→ **PROBLEM DESCRIPTION**
What number of lines in the material contain the word "related"? Give that number alone.

[Collection entries]
Start
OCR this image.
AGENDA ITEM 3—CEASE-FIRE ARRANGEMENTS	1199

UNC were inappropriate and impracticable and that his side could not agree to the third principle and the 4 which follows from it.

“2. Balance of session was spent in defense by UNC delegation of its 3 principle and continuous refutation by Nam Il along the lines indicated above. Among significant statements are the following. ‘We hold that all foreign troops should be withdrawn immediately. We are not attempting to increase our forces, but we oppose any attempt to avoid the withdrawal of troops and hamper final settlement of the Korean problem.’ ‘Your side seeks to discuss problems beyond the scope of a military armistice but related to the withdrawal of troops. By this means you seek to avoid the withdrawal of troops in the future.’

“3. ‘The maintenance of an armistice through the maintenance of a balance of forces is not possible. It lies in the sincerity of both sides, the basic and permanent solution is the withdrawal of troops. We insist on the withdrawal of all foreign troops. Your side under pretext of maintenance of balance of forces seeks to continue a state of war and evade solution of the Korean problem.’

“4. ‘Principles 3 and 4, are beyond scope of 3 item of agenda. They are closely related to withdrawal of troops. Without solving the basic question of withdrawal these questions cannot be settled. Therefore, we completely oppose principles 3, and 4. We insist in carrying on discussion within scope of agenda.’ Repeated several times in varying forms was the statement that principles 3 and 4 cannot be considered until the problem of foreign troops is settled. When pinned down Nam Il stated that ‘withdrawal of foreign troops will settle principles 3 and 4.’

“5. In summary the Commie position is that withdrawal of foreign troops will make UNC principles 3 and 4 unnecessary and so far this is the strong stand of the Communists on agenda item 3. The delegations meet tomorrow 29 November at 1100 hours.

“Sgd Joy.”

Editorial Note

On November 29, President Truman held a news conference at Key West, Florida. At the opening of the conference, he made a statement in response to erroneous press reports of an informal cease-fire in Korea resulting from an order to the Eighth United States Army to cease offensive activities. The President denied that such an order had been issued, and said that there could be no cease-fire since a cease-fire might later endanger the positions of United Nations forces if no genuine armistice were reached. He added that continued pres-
End
→ **CORRECT OUTPUT**
2